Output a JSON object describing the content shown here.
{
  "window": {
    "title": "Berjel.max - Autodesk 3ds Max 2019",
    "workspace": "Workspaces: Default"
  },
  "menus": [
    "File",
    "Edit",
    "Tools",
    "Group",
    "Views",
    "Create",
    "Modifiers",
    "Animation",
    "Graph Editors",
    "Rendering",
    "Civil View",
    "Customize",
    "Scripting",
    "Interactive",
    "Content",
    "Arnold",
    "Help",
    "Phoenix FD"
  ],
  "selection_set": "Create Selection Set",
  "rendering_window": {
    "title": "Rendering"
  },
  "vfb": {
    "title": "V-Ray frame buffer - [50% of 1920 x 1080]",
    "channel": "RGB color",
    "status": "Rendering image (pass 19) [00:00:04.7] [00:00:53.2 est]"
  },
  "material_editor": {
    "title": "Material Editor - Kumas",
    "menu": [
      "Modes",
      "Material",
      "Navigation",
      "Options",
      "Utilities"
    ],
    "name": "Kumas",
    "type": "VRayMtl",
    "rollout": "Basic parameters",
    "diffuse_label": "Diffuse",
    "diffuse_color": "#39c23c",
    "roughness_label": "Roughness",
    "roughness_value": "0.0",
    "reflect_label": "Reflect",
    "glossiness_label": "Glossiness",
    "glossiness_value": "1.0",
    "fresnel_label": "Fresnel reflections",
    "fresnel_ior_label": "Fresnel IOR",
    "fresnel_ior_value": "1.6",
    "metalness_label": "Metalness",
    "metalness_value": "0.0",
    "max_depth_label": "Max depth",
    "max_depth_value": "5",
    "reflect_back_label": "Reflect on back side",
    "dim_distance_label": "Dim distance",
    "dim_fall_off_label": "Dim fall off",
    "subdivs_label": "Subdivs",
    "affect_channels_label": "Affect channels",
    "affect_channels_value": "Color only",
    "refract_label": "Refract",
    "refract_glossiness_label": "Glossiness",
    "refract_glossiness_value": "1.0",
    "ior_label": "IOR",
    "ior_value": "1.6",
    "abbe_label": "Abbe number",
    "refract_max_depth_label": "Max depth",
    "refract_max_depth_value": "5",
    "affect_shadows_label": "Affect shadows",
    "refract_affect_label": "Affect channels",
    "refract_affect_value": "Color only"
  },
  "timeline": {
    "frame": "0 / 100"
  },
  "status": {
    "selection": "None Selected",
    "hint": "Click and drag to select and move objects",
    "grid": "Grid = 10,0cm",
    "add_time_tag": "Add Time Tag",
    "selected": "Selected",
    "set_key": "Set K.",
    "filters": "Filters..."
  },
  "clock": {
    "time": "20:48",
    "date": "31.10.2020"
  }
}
□ □ □ □ □
* [EXERCISE GOAL] Filter the records above and return every line that holds the word "status".

* [FINAL RESULT]
    "status": "Rendering image (pass 19) [00:00:04.7] [00:00:53.2 est]"
  "status": {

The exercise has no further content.